▶ _Problem details_: Repeat the material verbatim. Images are excluded from the copy.

(Source records)
----------------

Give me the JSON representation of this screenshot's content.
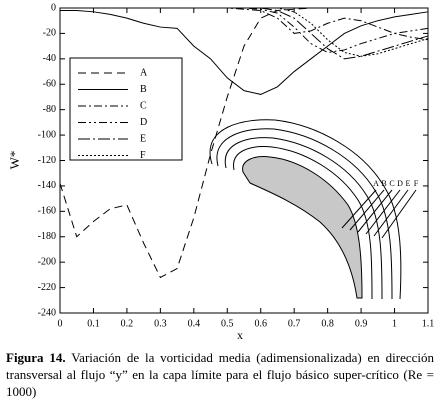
{
  "chart_data": {
    "type": "line",
    "x_label": "x",
    "y_label": "W*",
    "x": [
      0,
      0.05,
      0.1,
      0.15,
      0.2,
      0.25,
      0.3,
      0.35,
      0.4,
      0.45,
      0.5,
      0.55,
      0.6,
      0.65,
      0.7,
      0.75,
      0.8,
      0.85,
      0.9,
      0.95,
      1,
      1.05,
      1.1
    ],
    "series": [
      {
        "name": "A",
        "color": "#000000",
        "dash": "8,5",
        "values": [
          -138,
          -180,
          -168,
          -158,
          -155,
          -185,
          -212,
          -205,
          -165,
          -115,
          -70,
          -30,
          -8,
          -2,
          -1,
          0,
          0,
          0,
          0,
          0,
          0,
          0,
          0
        ]
      },
      {
        "name": "B",
        "color": "#000000",
        "dash": "none",
        "values": [
          -2,
          -2,
          -3,
          -5,
          -8,
          -12,
          -15,
          -16,
          -30,
          -40,
          -55,
          -65,
          -68,
          -62,
          -50,
          -40,
          -30,
          -20,
          -14,
          -10,
          -7,
          -5,
          -3
        ]
      },
      {
        "name": "C",
        "color": "#000000",
        "dash": "8,3,2,3",
        "values": [
          0,
          0,
          0,
          0,
          0,
          0,
          0,
          0,
          0,
          0,
          0,
          -1,
          -2,
          -8,
          -20,
          -18,
          -12,
          -8,
          -10,
          -15,
          -20,
          -23,
          -25
        ]
      },
      {
        "name": "D",
        "color": "#000000",
        "dash": "8,3,2,3,2,3",
        "values": [
          0,
          0,
          0,
          0,
          0,
          0,
          0,
          0,
          0,
          0,
          0,
          0,
          -1,
          -4,
          -15,
          -28,
          -35,
          -33,
          -28,
          -24,
          -20,
          -18,
          -16
        ]
      },
      {
        "name": "E",
        "color": "#000000",
        "dash": "12,3,2,3",
        "values": [
          0,
          0,
          0,
          0,
          0,
          0,
          0,
          0,
          0,
          0,
          0,
          0,
          0,
          -2,
          -8,
          -20,
          -32,
          -40,
          -38,
          -34,
          -30,
          -26,
          -22
        ]
      },
      {
        "name": "F",
        "color": "#000000",
        "dash": "2,2",
        "values": [
          0,
          0,
          0,
          0,
          0,
          0,
          0,
          0,
          0,
          0,
          0,
          0,
          0,
          0,
          -3,
          -12,
          -25,
          -35,
          -38,
          -36,
          -32,
          -28,
          -24
        ]
      }
    ],
    "xlim": [
      0,
      1.1
    ],
    "xticks": [
      0,
      0.1,
      0.2,
      0.3,
      0.4,
      0.5,
      0.6,
      0.7,
      0.8,
      0.9,
      1,
      1.1
    ],
    "ylim": [
      -240,
      0
    ],
    "yticks": [
      -240,
      -220,
      -200,
      -180,
      -160,
      -140,
      -120,
      -100,
      -80,
      -60,
      -40,
      -20,
      0
    ],
    "grid": false,
    "legend": "upper left"
  },
  "caption": {
    "label": "Figura 14.",
    "text": "Variación de la vorticidad media (adimensionalizada) en dirección transversal al flujo “y” en la capa límite para el flujo básico super-crítico (Re = 1000)"
  }
}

----------------

▶ _Exercise result_:
Give me the JSON representation of this screenshot's content.
{
  "chart_data": {
    "type": "line",
    "x_label": "x",
    "y_label": "W*",
    "x": [
      0,
      0.05,
      0.1,
      0.15,
      0.2,
      0.25,
      0.3,
      0.35,
      0.4,
      0.45,
      0.5,
      0.55,
      0.6,
      0.65,
      0.7,
      0.75,
      0.8,
      0.85,
      0.9,
      0.95,
      1,
      1.05,
      1.1
    ],
    "series": [
      {
        "name": "A",
        "color": "#000000",
        "dash": "8,5",
        "values": [
          -138,
          -180,
          -168,
          -158,
          -155,
          -185,
          -212,
          -205,
          -165,
          -115,
          -70,
          -30,
          -8,
          -2,
          -1,
          0,
          0,
          0,
          0,
          0,
          0,
          0,
          0
        ]
      },
      {
        "name": "B",
        "color": "#000000",
        "dash": "none",
        "values": [
          -2,
          -2,
          -3,
          -5,
          -8,
          -12,
          -15,
          -16,
          -30,
          -40,
          -55,
          -65,
          -68,
          -62,
          -50,
          -40,
          -30,
          -20,
          -14,
          -10,
          -7,
          -5,
          -3
        ]
      },
      {
        "name": "C",
        "color": "#000000",
        "dash": "8,3,2,3",
        "values": [
          0,
          0,
          0,
          0,
          0,
          0,
          0,
          0,
          0,
          0,
          0,
          -1,
          -2,
          -8,
          -20,
          -18,
          -12,
          -8,
          -10,
          -15,
          -20,
          -23,
          -25
        ]
      },
      {
        "name": "D",
        "color": "#000000",
        "dash": "8,3,2,3,2,3",
        "values": [
          0,
          0,
          0,
          0,
          0,
          0,
          0,
          0,
          0,
          0,
          0,
          0,
          -1,
          -4,
          -15,
          -28,
          -35,
          -33,
          -28,
          -24,
          -20,
          -18,
          -16
        ]
      },
      {
        "name": "E",
        "color": "#000000",
        "dash": "12,3,2,3",
        "values": [
          0,
          0,
          0,
          0,
          0,
          0,
          0,
          0,
          0,
          0,
          0,
          0,
          0,
          -2,
          -8,
          -20,
          -32,
          -40,
          -38,
          -34,
          -30,
          -26,
          -22
        ]
      },
      {
        "name": "F",
        "color": "#000000",
        "dash": "2,2",
        "values": [
          0,
          0,
          0,
          0,
          0,
          0,
          0,
          0,
          0,
          0,
          0,
          0,
          0,
          0,
          -3,
          -12,
          -25,
          -35,
          -38,
          -36,
          -32,
          -28,
          -24
        ]
      }
    ],
    "xlim": [
      0,
      1.1
    ],
    "xticks": [
      0,
      0.1,
      0.2,
      0.3,
      0.4,
      0.5,
      0.6,
      0.7,
      0.8,
      0.9,
      1,
      1.1
    ],
    "ylim": [
      -240,
      0
    ],
    "yticks": [
      -240,
      -220,
      -200,
      -180,
      -160,
      -140,
      -120,
      -100,
      -80,
      -60,
      -40,
      -20,
      0
    ],
    "grid": false,
    "legend": "upper left"
  },
  "caption": {
    "label": "Figura 14.",
    "text": "Variación de la vorticidad media (adimensionalizada) en dirección transversal al flujo “y” en la capa límite para el flujo básico super-crítico (Re = 1000)"
  }
}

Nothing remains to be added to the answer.